■ **Dataset rows**

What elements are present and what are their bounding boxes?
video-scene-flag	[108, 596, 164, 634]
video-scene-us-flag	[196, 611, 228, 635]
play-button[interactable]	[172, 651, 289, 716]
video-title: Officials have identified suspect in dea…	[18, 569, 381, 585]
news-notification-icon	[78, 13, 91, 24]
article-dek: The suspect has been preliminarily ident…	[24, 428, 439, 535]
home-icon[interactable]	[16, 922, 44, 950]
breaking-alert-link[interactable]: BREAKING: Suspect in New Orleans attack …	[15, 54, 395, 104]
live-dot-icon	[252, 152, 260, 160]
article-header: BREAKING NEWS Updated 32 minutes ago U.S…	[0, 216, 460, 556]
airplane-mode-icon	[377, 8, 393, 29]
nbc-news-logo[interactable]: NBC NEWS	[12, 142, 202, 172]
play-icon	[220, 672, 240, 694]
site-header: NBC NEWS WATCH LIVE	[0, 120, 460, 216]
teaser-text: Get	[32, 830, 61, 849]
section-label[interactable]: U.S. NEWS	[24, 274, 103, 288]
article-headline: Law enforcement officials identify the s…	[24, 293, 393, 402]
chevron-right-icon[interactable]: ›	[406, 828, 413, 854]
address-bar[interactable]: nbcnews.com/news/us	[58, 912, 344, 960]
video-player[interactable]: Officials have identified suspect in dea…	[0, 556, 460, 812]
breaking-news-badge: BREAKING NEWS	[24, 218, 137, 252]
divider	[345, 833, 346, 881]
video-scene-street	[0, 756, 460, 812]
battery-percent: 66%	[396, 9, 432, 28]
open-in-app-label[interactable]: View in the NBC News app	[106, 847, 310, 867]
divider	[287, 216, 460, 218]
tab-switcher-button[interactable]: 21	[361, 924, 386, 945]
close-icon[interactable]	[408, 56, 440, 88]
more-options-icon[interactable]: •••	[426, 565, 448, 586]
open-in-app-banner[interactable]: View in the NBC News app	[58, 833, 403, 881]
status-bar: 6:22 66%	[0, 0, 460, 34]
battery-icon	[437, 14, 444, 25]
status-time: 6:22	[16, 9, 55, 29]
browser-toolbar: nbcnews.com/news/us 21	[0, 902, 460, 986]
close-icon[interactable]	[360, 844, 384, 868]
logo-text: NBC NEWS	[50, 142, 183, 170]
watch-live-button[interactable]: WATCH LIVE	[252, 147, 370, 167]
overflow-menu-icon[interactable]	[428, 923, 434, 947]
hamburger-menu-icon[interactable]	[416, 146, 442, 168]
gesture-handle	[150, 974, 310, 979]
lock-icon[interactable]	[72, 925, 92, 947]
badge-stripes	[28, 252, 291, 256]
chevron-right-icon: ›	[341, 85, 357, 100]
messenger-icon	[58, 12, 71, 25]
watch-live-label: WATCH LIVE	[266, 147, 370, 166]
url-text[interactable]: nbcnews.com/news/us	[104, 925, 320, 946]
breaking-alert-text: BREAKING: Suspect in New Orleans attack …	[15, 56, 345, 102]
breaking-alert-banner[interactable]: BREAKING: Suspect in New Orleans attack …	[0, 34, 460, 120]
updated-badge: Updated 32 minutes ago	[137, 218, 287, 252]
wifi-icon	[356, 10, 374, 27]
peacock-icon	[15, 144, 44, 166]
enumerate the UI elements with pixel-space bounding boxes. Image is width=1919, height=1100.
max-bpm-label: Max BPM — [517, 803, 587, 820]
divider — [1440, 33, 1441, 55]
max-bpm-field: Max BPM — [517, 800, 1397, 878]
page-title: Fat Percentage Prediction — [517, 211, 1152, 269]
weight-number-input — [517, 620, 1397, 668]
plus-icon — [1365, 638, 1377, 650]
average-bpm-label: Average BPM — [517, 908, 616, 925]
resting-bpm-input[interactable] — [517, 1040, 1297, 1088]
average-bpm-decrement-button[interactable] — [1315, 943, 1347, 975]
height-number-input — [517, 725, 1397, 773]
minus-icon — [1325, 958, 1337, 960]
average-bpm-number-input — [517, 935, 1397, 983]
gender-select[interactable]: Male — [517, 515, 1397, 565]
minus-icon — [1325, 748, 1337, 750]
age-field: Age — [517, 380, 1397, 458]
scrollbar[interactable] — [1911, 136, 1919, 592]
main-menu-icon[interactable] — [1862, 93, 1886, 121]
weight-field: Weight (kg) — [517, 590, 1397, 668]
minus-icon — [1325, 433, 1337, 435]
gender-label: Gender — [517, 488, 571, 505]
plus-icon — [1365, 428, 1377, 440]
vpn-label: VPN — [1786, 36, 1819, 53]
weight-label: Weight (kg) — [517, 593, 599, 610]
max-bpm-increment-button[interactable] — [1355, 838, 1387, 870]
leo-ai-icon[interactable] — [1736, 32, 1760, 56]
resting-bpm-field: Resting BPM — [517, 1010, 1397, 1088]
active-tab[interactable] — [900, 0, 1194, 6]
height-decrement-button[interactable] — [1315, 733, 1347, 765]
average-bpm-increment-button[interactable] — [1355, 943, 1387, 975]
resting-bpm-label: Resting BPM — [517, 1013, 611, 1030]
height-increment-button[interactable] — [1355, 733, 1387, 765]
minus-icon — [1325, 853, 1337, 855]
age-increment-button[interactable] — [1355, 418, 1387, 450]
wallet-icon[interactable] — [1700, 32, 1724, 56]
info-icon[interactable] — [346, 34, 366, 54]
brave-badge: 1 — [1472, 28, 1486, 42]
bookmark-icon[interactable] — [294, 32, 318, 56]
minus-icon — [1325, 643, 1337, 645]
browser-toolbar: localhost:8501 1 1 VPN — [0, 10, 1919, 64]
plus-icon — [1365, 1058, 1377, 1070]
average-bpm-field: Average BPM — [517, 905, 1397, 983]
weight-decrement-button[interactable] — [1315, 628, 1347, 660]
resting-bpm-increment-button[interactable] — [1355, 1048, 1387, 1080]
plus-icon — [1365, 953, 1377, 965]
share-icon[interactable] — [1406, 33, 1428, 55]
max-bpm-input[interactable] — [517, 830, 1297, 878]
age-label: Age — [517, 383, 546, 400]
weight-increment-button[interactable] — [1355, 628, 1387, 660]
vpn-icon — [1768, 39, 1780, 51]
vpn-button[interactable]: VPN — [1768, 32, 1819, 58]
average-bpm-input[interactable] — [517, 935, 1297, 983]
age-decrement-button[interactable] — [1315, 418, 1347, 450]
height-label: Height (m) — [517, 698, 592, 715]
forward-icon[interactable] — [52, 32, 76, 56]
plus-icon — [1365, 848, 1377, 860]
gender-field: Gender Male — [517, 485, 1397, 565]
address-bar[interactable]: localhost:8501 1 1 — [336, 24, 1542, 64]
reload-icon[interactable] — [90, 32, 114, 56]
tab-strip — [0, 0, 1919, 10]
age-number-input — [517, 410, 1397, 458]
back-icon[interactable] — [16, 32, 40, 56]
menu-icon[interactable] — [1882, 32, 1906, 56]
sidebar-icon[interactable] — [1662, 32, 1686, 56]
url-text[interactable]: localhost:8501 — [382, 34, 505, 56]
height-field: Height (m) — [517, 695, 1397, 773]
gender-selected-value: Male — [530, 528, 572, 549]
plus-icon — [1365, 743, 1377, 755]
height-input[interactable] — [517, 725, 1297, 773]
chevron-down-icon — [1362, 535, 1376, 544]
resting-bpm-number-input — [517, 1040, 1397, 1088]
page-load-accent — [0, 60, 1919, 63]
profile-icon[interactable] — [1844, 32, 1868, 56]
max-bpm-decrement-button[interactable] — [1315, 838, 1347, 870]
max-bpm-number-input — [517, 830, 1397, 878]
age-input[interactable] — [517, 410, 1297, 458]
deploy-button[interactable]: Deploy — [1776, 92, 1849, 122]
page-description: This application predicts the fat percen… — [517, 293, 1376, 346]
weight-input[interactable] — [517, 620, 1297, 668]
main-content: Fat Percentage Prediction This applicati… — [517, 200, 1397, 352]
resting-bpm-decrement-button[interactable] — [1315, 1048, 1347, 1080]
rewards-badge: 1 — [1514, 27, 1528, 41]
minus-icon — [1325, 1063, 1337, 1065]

■ **Short problem**
Format the part that opens with the first line of the items and closes with the line containing "open-in-app-label[interactable]: View in", both ends included, as a Markdown table with the columns n and Line. Put the row number under n and the line under Line, and leave out any blank lines.

■ **Output for this task**
| n | Line |
|---|---|
| 1 | What elements are present and what are their bounding boxes? |
| 2 | video-scene-flag	[108, 596, 164, 634] |
| 3 | video-scene-us-flag	[196, 611, 228, 635] |
| 4 | play-button[interactable]	[172, 651, 289, 716] |
| 5 | video-title: Officials have identified suspect in dea…	[18, 569, 381, 585] |
| 6 | news-notification-icon	[78, 13, 91, 24] |
| 7 | article-dek: The suspect has been preliminarily ident…	[24, 428, 439, 535] |
| 8 | home-icon[interactable]	[16, 922, 44, 950] |
| 9 | breaking-alert-link[interactable]: BREAKING: Suspect in New Orleans attack …	[15, 54, 395, 104] |
| 10 | live-dot-icon	[252, 152, 260, 160] |
| 11 | article-header: BREAKING NEWS Updated 32 minutes ago U.S…	[0, 216, 460, 556] |
| 12 | airplane-mode-icon	[377, 8, 393, 29] |
| 13 | nbc-news-logo[interactable]: NBC NEWS	[12, 142, 202, 172] |
| 14 | play-icon	[220, 672, 240, 694] |
| 15 | site-header: NBC NEWS WATCH LIVE	[0, 120, 460, 216] |
| 16 | teaser-text: Get	[32, 830, 61, 849] |
| 17 | section-label[interactable]: U.S. NEWS	[24, 274, 103, 288] |
| 18 | article-headline: Law enforcement officials identify the s…	[24, 293, 393, 402] |
| 19 | chevron-right-icon[interactable]: ›	[406, 828, 413, 854] |
| 20 | address-bar[interactable]: nbcnews.com/news/us	[58, 912, 344, 960] |
| 21 | video-player[interactable]: Officials have identified suspect in dea…	[0, 556, 460, 812] |
| 22 | breaking-news-badge: BREAKING NEWS	[24, 218, 137, 252] |
| 23 | divider	[345, 833, 346, 881] |
| 24 | video-scene-street	[0, 756, 460, 812] |
| 25 | battery-percent: 66%	[396, 9, 432, 28] |
| 26 | open-in-app-label[interactable]: View in the NBC News app	[106, 847, 310, 867] |